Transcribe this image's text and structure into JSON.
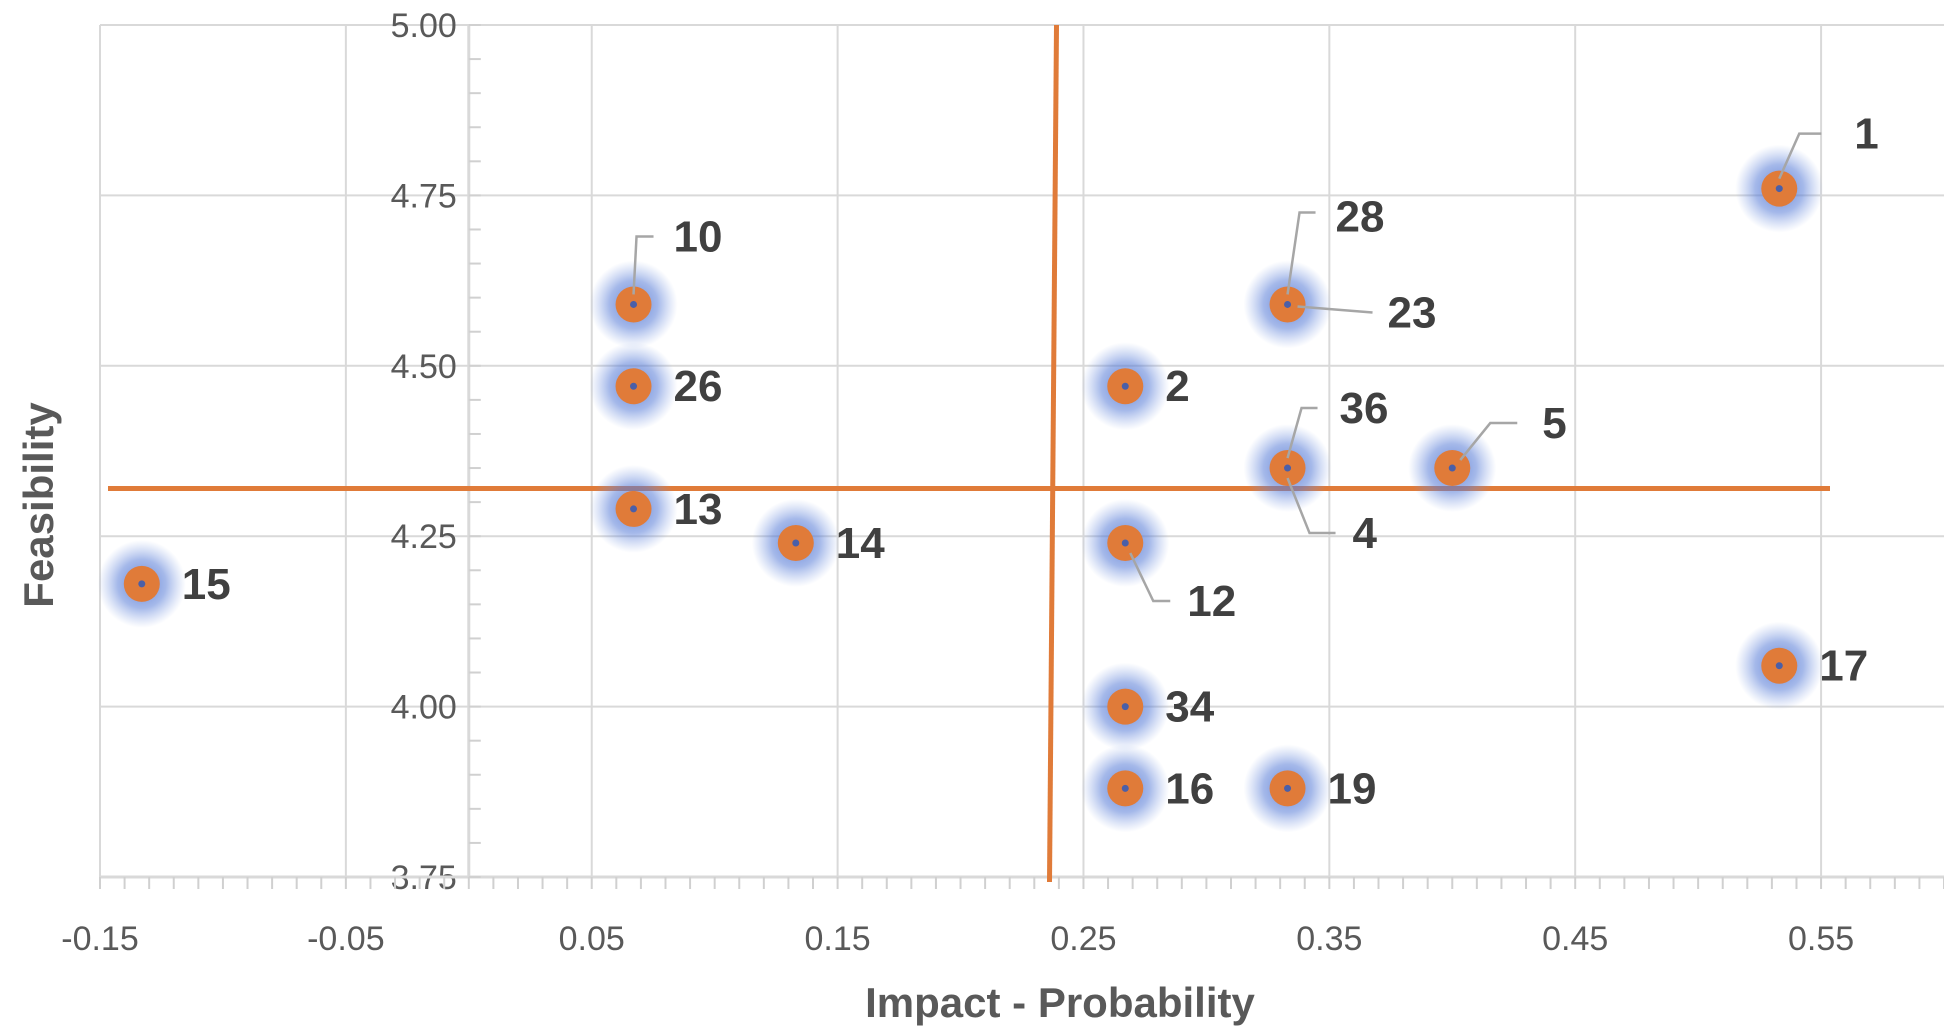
{
  "chart_data": {
    "type": "scatter",
    "title": "",
    "xlabel": "Impact - Probability",
    "ylabel": "Feasibility",
    "xlim": [
      -0.15,
      0.6
    ],
    "ylim": [
      3.75,
      5.0
    ],
    "x_ticks": [
      -0.15,
      -0.05,
      0.05,
      0.15,
      0.25,
      0.35,
      0.45,
      0.55
    ],
    "x_tick_labels": [
      "-0.15",
      "-0.05",
      "0.05",
      "0.15",
      "0.25",
      "0.35",
      "0.45",
      "0.55"
    ],
    "y_ticks": [
      3.75,
      4.0,
      4.25,
      4.5,
      4.75,
      5.0
    ],
    "y_tick_labels": [
      "3.75",
      "4.00",
      "4.25",
      "4.50",
      "4.75",
      "5.00"
    ],
    "grid": true,
    "y_axis_crosses_x_at": 0,
    "quadrant_lines": {
      "x": 0.237,
      "y": 4.32,
      "color": "#e07b39"
    },
    "marker_color": "#e07b39",
    "glow_color": "#4a6fd0",
    "points": [
      {
        "label": "1",
        "x": 0.533,
        "y": 4.76
      },
      {
        "label": "28",
        "x": 0.333,
        "y": 4.59
      },
      {
        "label": "23",
        "x": 0.333,
        "y": 4.59
      },
      {
        "label": "10",
        "x": 0.067,
        "y": 4.59
      },
      {
        "label": "26",
        "x": 0.067,
        "y": 4.47
      },
      {
        "label": "2",
        "x": 0.267,
        "y": 4.47
      },
      {
        "label": "36",
        "x": 0.333,
        "y": 4.35
      },
      {
        "label": "4",
        "x": 0.333,
        "y": 4.35
      },
      {
        "label": "5",
        "x": 0.4,
        "y": 4.35
      },
      {
        "label": "13",
        "x": 0.067,
        "y": 4.29
      },
      {
        "label": "14",
        "x": 0.133,
        "y": 4.24
      },
      {
        "label": "12",
        "x": 0.267,
        "y": 4.24
      },
      {
        "label": "15",
        "x": -0.133,
        "y": 4.18
      },
      {
        "label": "17",
        "x": 0.533,
        "y": 4.06
      },
      {
        "label": "34",
        "x": 0.267,
        "y": 4.0
      },
      {
        "label": "16",
        "x": 0.267,
        "y": 3.88
      },
      {
        "label": "19",
        "x": 0.333,
        "y": 3.88
      }
    ]
  }
}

→ To be done
Transcribe each line above verbatim, with the pictures left out.

→ Full solution
Transcribe this image's text and structure into JSON.
{
  "chart_data": {
    "type": "scatter",
    "title": "",
    "xlabel": "Impact - Probability",
    "ylabel": "Feasibility",
    "xlim": [
      -0.15,
      0.6
    ],
    "ylim": [
      3.75,
      5.0
    ],
    "x_ticks": [
      -0.15,
      -0.05,
      0.05,
      0.15,
      0.25,
      0.35,
      0.45,
      0.55
    ],
    "x_tick_labels": [
      "-0.15",
      "-0.05",
      "0.05",
      "0.15",
      "0.25",
      "0.35",
      "0.45",
      "0.55"
    ],
    "y_ticks": [
      3.75,
      4.0,
      4.25,
      4.5,
      4.75,
      5.0
    ],
    "y_tick_labels": [
      "3.75",
      "4.00",
      "4.25",
      "4.50",
      "4.75",
      "5.00"
    ],
    "grid": true,
    "y_axis_crosses_x_at": 0,
    "quadrant_lines": {
      "x": 0.237,
      "y": 4.32,
      "color": "#e07b39"
    },
    "marker_color": "#e07b39",
    "glow_color": "#4a6fd0",
    "points": [
      {
        "label": "1",
        "x": 0.533,
        "y": 4.76
      },
      {
        "label": "28",
        "x": 0.333,
        "y": 4.59
      },
      {
        "label": "23",
        "x": 0.333,
        "y": 4.59
      },
      {
        "label": "10",
        "x": 0.067,
        "y": 4.59
      },
      {
        "label": "26",
        "x": 0.067,
        "y": 4.47
      },
      {
        "label": "2",
        "x": 0.267,
        "y": 4.47
      },
      {
        "label": "36",
        "x": 0.333,
        "y": 4.35
      },
      {
        "label": "4",
        "x": 0.333,
        "y": 4.35
      },
      {
        "label": "5",
        "x": 0.4,
        "y": 4.35
      },
      {
        "label": "13",
        "x": 0.067,
        "y": 4.29
      },
      {
        "label": "14",
        "x": 0.133,
        "y": 4.24
      },
      {
        "label": "12",
        "x": 0.267,
        "y": 4.24
      },
      {
        "label": "15",
        "x": -0.133,
        "y": 4.18
      },
      {
        "label": "17",
        "x": 0.533,
        "y": 4.06
      },
      {
        "label": "34",
        "x": 0.267,
        "y": 4.0
      },
      {
        "label": "16",
        "x": 0.267,
        "y": 3.88
      },
      {
        "label": "19",
        "x": 0.333,
        "y": 3.88
      }
    ]
  }
}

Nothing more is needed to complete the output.